Data lines
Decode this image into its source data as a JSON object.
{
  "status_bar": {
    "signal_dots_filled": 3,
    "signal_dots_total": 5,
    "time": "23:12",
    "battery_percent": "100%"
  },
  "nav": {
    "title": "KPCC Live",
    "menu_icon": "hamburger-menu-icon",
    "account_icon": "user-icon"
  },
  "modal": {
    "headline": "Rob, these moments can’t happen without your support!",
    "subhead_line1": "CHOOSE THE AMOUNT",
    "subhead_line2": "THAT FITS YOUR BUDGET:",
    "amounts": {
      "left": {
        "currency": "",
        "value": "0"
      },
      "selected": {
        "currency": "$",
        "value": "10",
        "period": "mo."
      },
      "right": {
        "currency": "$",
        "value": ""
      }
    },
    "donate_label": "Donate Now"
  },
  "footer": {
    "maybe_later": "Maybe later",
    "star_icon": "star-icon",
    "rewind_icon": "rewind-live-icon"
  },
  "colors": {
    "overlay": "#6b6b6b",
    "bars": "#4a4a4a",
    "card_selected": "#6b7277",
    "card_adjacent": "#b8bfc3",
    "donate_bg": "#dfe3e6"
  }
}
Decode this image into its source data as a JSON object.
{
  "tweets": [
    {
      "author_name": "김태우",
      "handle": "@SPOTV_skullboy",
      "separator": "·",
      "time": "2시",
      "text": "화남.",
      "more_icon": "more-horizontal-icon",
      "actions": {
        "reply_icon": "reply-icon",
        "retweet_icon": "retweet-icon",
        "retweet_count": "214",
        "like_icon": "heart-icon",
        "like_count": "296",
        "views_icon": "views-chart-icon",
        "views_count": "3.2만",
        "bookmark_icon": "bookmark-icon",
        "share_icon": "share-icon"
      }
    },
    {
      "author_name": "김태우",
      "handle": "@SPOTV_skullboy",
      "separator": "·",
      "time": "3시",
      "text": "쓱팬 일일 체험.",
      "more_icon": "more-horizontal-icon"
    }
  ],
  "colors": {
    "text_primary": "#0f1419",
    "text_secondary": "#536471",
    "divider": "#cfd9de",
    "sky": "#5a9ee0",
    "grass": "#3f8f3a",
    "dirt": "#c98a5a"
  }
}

The request
From the data above, extract every line in its exact form.

Answer to this problem
Decode this image into its source data as a JSON object.
{
  "status_bar": {
    "signal_dots_filled": 3,
    "signal_dots_total": 5,
    "time": "23:12",
    "battery_percent": "100%"
  },
  "nav": {
    "title": "KPCC Live",
    "menu_icon": "hamburger-menu-icon",
    "account_icon": "user-icon"
  },
  "modal": {
    "headline": "Rob, these moments can’t happen without your support!",
    "subhead_line1": "CHOOSE THE AMOUNT",
    "subhead_line2": "THAT FITS YOUR BUDGET:",
    "amounts": {
      "left": {
        "currency": "",
        "value": "0"
      },
      "selected": {
        "currency": "$",
        "value": "10",
        "period": "mo."
      },
      "right": {
        "currency": "$",
        "value": ""
      }
    },
    "donate_label": "Donate Now"
  },
  "footer": {
    "maybe_later": "Maybe later",
    "star_icon": "star-icon",
    "rewind_icon": "rewind-live-icon"
  },
  "colors": {
    "overlay": "#6b6b6b",
    "bars": "#4a4a4a",
    "card_selected": "#6b7277",
    "card_adjacent": "#b8bfc3",
    "donate_bg": "#dfe3e6"
  }
}
Decode this image into its source data as a JSON object.
{
  "tweets": [
    {
      "author_name": "김태우",
      "handle": "@SPOTV_skullboy",
      "separator": "·",
      "time": "2시",
      "text": "화남.",
      "more_icon": "more-horizontal-icon",
      "actions": {
        "reply_icon": "reply-icon",
        "retweet_icon": "retweet-icon",
        "retweet_count": "214",
        "like_icon": "heart-icon",
        "like_count": "296",
        "views_icon": "views-chart-icon",
        "views_count": "3.2만",
        "bookmark_icon": "bookmark-icon",
        "share_icon": "share-icon"
      }
    },
    {
      "author_name": "김태우",
      "handle": "@SPOTV_skullboy",
      "separator": "·",
      "time": "3시",
      "text": "쓱팬 일일 체험.",
      "more_icon": "more-horizontal-icon"
    }
  ],
  "colors": {
    "text_primary": "#0f1419",
    "text_secondary": "#536471",
    "divider": "#cfd9de",
    "sky": "#5a9ee0",
    "grass": "#3f8f3a",
    "dirt": "#c98a5a"
  }
}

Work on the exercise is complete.